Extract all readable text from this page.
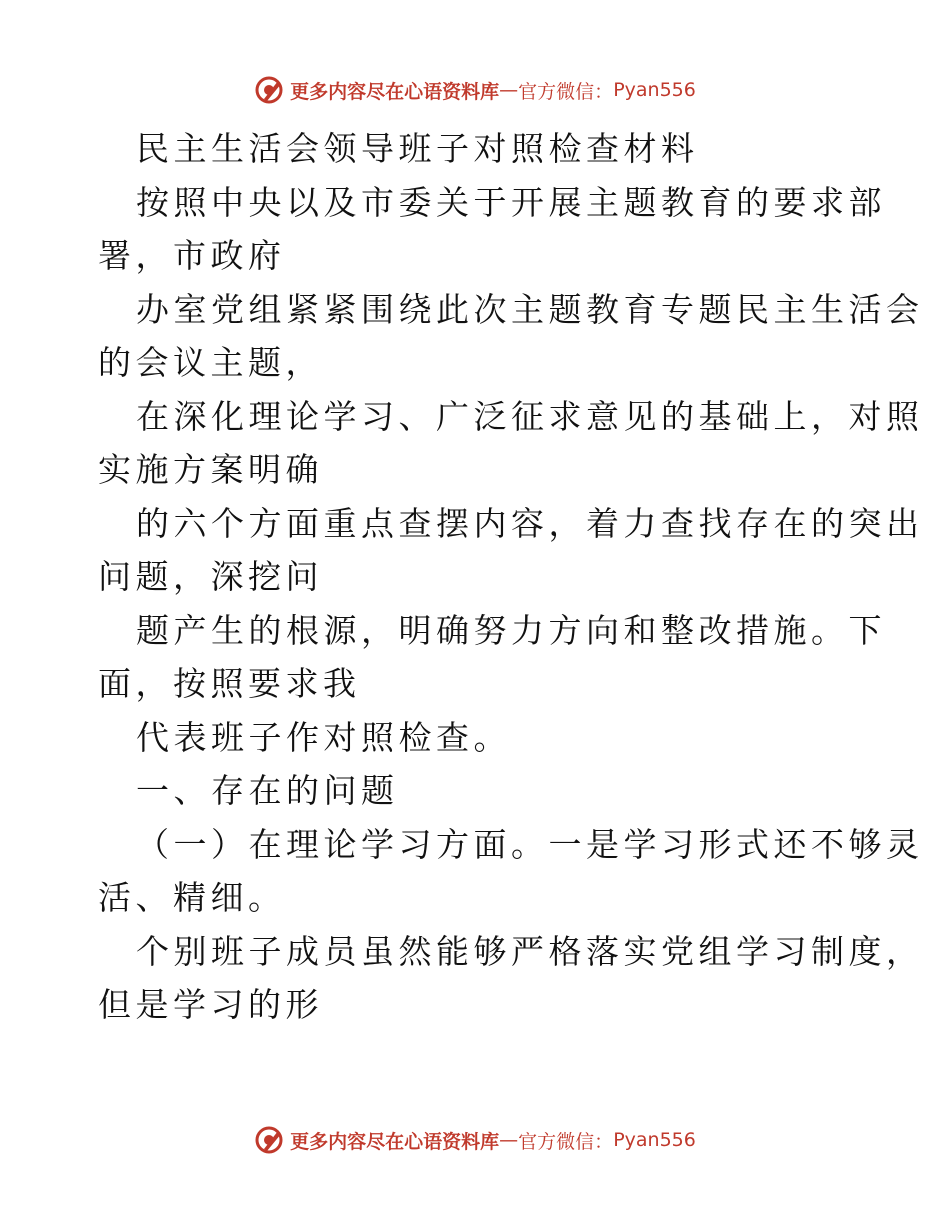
更多内容尽在心语资料库 — 官方微信： Pyan556
民主生活会领导班子对照检查材料
按照中央以及市委关于开展主题教育的要求部
署，市政府
办室党组紧紧围绕此次主题教育专题民主生活会
的会议主题，
在深化理论学习、广泛征求意见的基础上，对照
实施方案明确
的六个方面重点查摆内容，着力查找存在的突出
问题，深挖问
题产生的根源，明确努力方向和整改措施。下
面，按照要求我
代表班子作对照检查。
一、存在的问题
（一）在理论学习方面。一是学习形式还不够灵
活、精细。
个别班子成员虽然能够严格落实党组学习制度，
但是学习的形
更多内容尽在心语资料库 — 官方微信： Pyan556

* * * * * * *

** Do this **
Repeat the listing in full and exactly. Leave any pictures out.

** Reply **
Extract all readable text from this page.
更多内容尽在心语资料库 — 官方微信： Pyan556
民主生活会领导班子对照检查材料
按照中央以及市委关于开展主题教育的要求部
署，市政府
办室党组紧紧围绕此次主题教育专题民主生活会
的会议主题，
在深化理论学习、广泛征求意见的基础上，对照
实施方案明确
的六个方面重点查摆内容，着力查找存在的突出
问题，深挖问
题产生的根源，明确努力方向和整改措施。下
面，按照要求我
代表班子作对照检查。
一、存在的问题
（一）在理论学习方面。一是学习形式还不够灵
活、精细。
个别班子成员虽然能够严格落实党组学习制度，
但是学习的形
更多内容尽在心语资料库 — 官方微信： Pyan556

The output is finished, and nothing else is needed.